## DIRECTION 1
Answer these questions about the text on confidence intervals for small samples, one line each:
(a) Under what two conditions does the text say these confidence intervals are constructed?
(b) From which distribution is the critical value taken?
(c) What is the first step listed for constructing the confidence interval?

## SOURCE EXTRACT
━━━━━━━━━━━━━━━━
Confidence intervals for small samples

• Construct confidence intervals for population mean when sample size is small and population standard deviation is unknown
• Confidence interval formula: $\bar{x} \pm t_{\alpha/2, df} \cdot \frac{s}{\sqrt{n}}$
  • $\bar{x}$: sample mean
  • $t_{\alpha/2, df}$: critical value from t-distribution with $df$ degrees of freedom and confidence level $1 - \alpha$
  • $s$: sample standard deviation
  • $n$: sample size
• Steps to construct confidence interval:
  1. Calculate sample mean ($\bar{x}$) and sample standard deviation ($s$)
━━━━━━━━━━━━━━━━
## DATA TO PROCESS
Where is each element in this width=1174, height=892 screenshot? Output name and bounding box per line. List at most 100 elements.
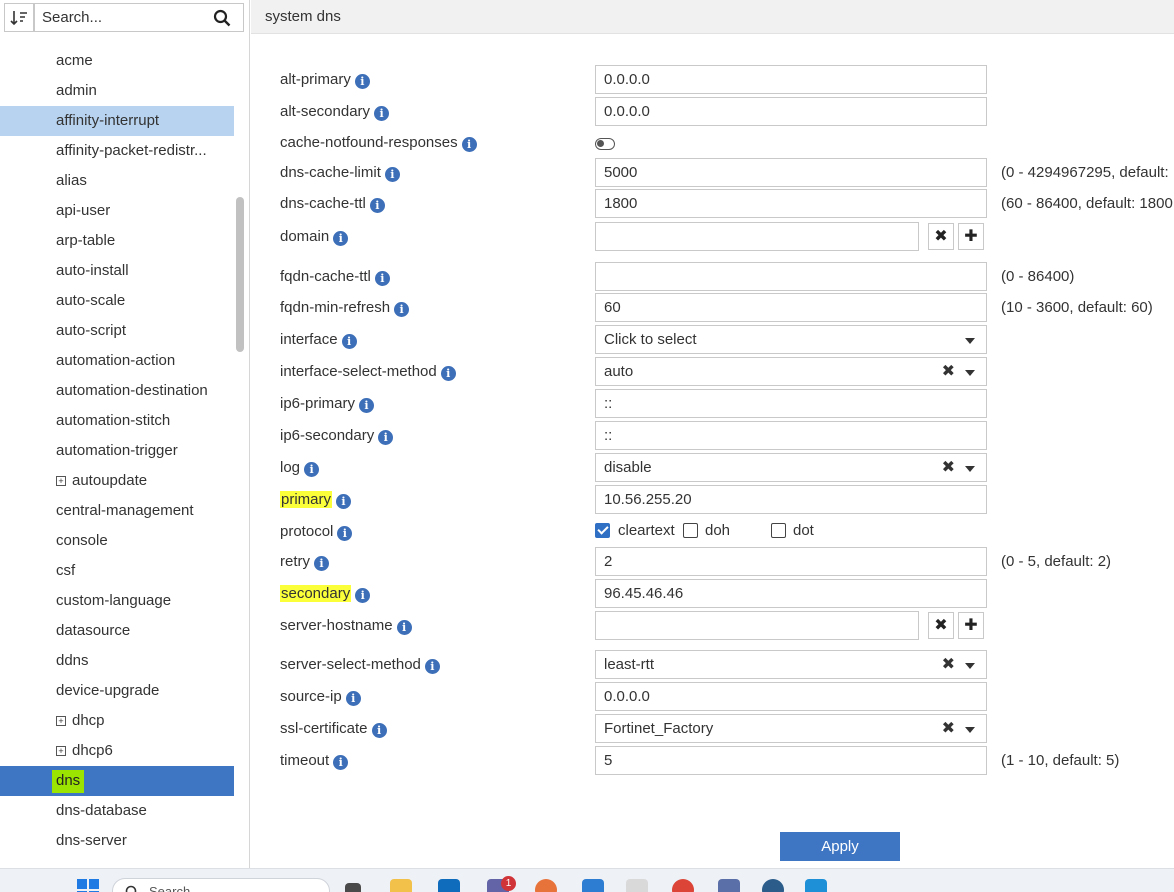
- retry-input[interactable]: 2: [595, 547, 987, 576]
- info-icon[interactable]: i: [333, 231, 349, 246]
- info-icon[interactable]: i: [384, 167, 400, 182]
- info-icon[interactable]: i: [374, 271, 390, 286]
- expand-icon[interactable]: +: [56, 476, 66, 486]
- info-icon[interactable]: i: [345, 691, 361, 706]
- info-icon[interactable]: i: [396, 620, 412, 635]
- server-select-method-select[interactable]: least-rtt ✖: [595, 650, 987, 679]
- chrome-icon[interactable]: [672, 879, 694, 892]
- interface-select[interactable]: Click to select: [595, 325, 987, 354]
- sidebar-item-datasource[interactable]: datasource: [0, 616, 234, 646]
- network-icon[interactable]: [762, 879, 784, 892]
- info-icon[interactable]: i: [374, 106, 390, 121]
- log-select[interactable]: disable ✖: [595, 453, 987, 482]
- info-icon[interactable]: i: [394, 302, 410, 317]
- apply-button[interactable]: Apply: [780, 832, 900, 861]
- ip6-secondary-input[interactable]: ::: [595, 421, 987, 450]
- ip6-primary-input[interactable]: ::: [595, 389, 987, 418]
- fqdn-cache-ttl-input[interactable]: [595, 262, 987, 291]
- info-icon[interactable]: i: [333, 755, 349, 770]
- doh-checkbox[interactable]: [683, 523, 698, 538]
- sidebar-item-central-management[interactable]: central-management: [0, 496, 234, 526]
- firefox-icon[interactable]: [535, 879, 557, 892]
- sidebar-item-api-user[interactable]: api-user: [0, 196, 234, 226]
- chevron-down-icon[interactable]: [965, 370, 975, 376]
- info-icon[interactable]: i: [341, 334, 357, 349]
- chevron-down-icon[interactable]: [965, 338, 975, 344]
- info-icon[interactable]: i: [378, 430, 394, 445]
- sidebar-item-automation-trigger[interactable]: automation-trigger: [0, 436, 234, 466]
- clear-icon[interactable]: ✖: [942, 715, 955, 742]
- source-ip-input[interactable]: 0.0.0.0: [595, 682, 987, 711]
- alt-secondary-input[interactable]: 0.0.0.0: [595, 97, 987, 126]
- sidebar-item-affinity-interrupt[interactable]: affinity-interrupt: [0, 106, 234, 136]
- expand-icon[interactable]: +: [56, 746, 66, 756]
- putty-icon[interactable]: [718, 879, 740, 892]
- clear-icon[interactable]: ✖: [928, 612, 954, 639]
- sidebar-scrollbar[interactable]: [236, 197, 244, 352]
- sidebar-item-acme[interactable]: acme: [0, 46, 234, 76]
- add-icon[interactable]: ✚: [958, 612, 984, 639]
- info-icon[interactable]: i: [314, 556, 329, 571]
- sidebar-item-alias[interactable]: alias: [0, 166, 234, 196]
- ssl-certificate-select[interactable]: Fortinet_Factory ✖: [595, 714, 987, 743]
- info-icon[interactable]: i: [355, 588, 371, 603]
- cache-notfound-toggle[interactable]: [595, 138, 615, 150]
- task-view-icon[interactable]: [345, 883, 361, 892]
- alt-primary-input[interactable]: 0.0.0.0: [595, 65, 987, 94]
- sidebar-item-ddns[interactable]: ddns: [0, 646, 234, 676]
- info-icon[interactable]: i: [304, 462, 320, 477]
- info-icon[interactable]: i: [336, 494, 352, 509]
- server-hostname-input[interactable]: [595, 611, 919, 640]
- expand-icon[interactable]: +: [56, 716, 66, 726]
- dns-cache-limit-input[interactable]: 5000: [595, 158, 987, 187]
- clear-icon[interactable]: ✖: [942, 651, 955, 678]
- clear-icon[interactable]: ✖: [942, 358, 955, 385]
- interface-select-method-select[interactable]: auto ✖: [595, 357, 987, 386]
- info-icon[interactable]: i: [424, 659, 440, 674]
- primary-dns-input[interactable]: 10.56.255.20: [595, 485, 987, 514]
- dns-cache-ttl-input[interactable]: 1800: [595, 189, 987, 218]
- sidebar-item-auto-script[interactable]: auto-script: [0, 316, 234, 346]
- sidebar-item-dhcp6[interactable]: + dhcp6: [0, 736, 234, 766]
- outlook-icon[interactable]: [438, 879, 460, 892]
- cleartext-checkbox[interactable]: [595, 523, 610, 538]
- sidebar-item-autoupdate[interactable]: + autoupdate: [0, 466, 234, 496]
- sidebar-item-dns-server[interactable]: dns-server: [0, 826, 234, 856]
- windows-start-icon[interactable]: [77, 879, 99, 892]
- secondary-dns-input[interactable]: 96.45.46.46: [595, 579, 987, 608]
- info-icon[interactable]: i: [354, 74, 370, 89]
- search-icon[interactable]: [213, 9, 231, 27]
- sidebar-item-affinity-packet-redistribution[interactable]: affinity-packet-redistr...: [0, 136, 234, 166]
- sidebar-item-arp-table[interactable]: arp-table: [0, 226, 234, 256]
- taskbar-search[interactable]: Search: [112, 878, 330, 892]
- sidebar-item-dhcp[interactable]: + dhcp: [0, 706, 234, 736]
- sidebar-item-auto-scale[interactable]: auto-scale: [0, 286, 234, 316]
- sidebar-item-custom-language[interactable]: custom-language: [0, 586, 234, 616]
- timeout-input[interactable]: 5: [595, 746, 987, 775]
- sidebar-item-csf[interactable]: csf: [0, 556, 234, 586]
- info-icon[interactable]: i: [371, 723, 387, 738]
- sidebar-item-device-upgrade[interactable]: device-upgrade: [0, 676, 234, 706]
- file-explorer-icon[interactable]: [390, 879, 412, 892]
- paint-icon[interactable]: [626, 879, 648, 892]
- edge-icon[interactable]: [805, 879, 827, 892]
- chevron-down-icon[interactable]: [965, 727, 975, 733]
- dot-checkbox[interactable]: [771, 523, 786, 538]
- chevron-down-icon[interactable]: [965, 663, 975, 669]
- add-icon[interactable]: ✚: [958, 223, 984, 250]
- info-icon[interactable]: i: [440, 366, 456, 381]
- clear-icon[interactable]: ✖: [942, 454, 955, 481]
- sidebar-item-auto-install[interactable]: auto-install: [0, 256, 234, 286]
- sort-button[interactable]: [4, 3, 34, 32]
- info-icon[interactable]: i: [359, 398, 375, 413]
- fqdn-min-refresh-input[interactable]: 60: [595, 293, 987, 322]
- search-input[interactable]: [35, 4, 200, 31]
- sidebar-item-automation-action[interactable]: automation-action: [0, 346, 234, 376]
- sidebar-item-admin[interactable]: admin: [0, 76, 234, 106]
- notepad-icon[interactable]: [582, 879, 604, 892]
- info-icon[interactable]: i: [369, 198, 385, 213]
- info-icon[interactable]: i: [337, 526, 353, 541]
- domain-input[interactable]: [595, 222, 919, 251]
- sidebar-item-dns-database[interactable]: dns-database: [0, 796, 234, 826]
- sidebar-item-automation-stitch[interactable]: automation-stitch: [0, 406, 234, 436]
━━━━━━━━━━━━━━━━
## DIRECTION 2
Render the lines of the entries as a Markdown table with the columns Row and Line, starting at the line containing "- retry-input[interactable]: 2: [595, 547, 987, 576]" and ending at the line containing "- info-icon[interactable]: i: [394, 302, 410, 317]", and leave out any blank lines.

## WRITTEN RESPONSE 1
(a) The sample size is small and the population standard deviation is unknown.
(b) The t-distribution.
(c) Calculate the sample mean and the sample standard deviation.

## WRITTEN RESPONSE 2
| Row | Line |
|---|---|
| 1 | - retry-input[interactable]: 2: [595, 547, 987, 576] |
| 2 | - info-icon[interactable]: i: [333, 231, 349, 246] |
| 3 | - info-icon[interactable]: i: [384, 167, 400, 182] |
| 4 | - info-icon[interactable]: i: [374, 271, 390, 286] |
| 5 | - expand-icon[interactable]: +: [56, 476, 66, 486] |
| 6 | - info-icon[interactable]: i: [345, 691, 361, 706] |
| 7 | - info-icon[interactable]: i: [396, 620, 412, 635] |
| 8 | - server-select-method-select[interactable]: least-rtt ✖: [595, 650, 987, 679] |
| 9 | - chrome-icon[interactable]: [672, 879, 694, 892] |
| 10 | - interface-select[interactable]: Click to select: [595, 325, 987, 354] |
| 11 | - sidebar-item-datasource[interactable]: datasource: [0, 616, 234, 646] |
| 12 | - network-icon[interactable]: [762, 879, 784, 892] |
| 13 | - info-icon[interactable]: i: [374, 106, 390, 121] |
| 14 | - log-select[interactable]: disable ✖: [595, 453, 987, 482] |
| 15 | - info-icon[interactable]: i: [394, 302, 410, 317] |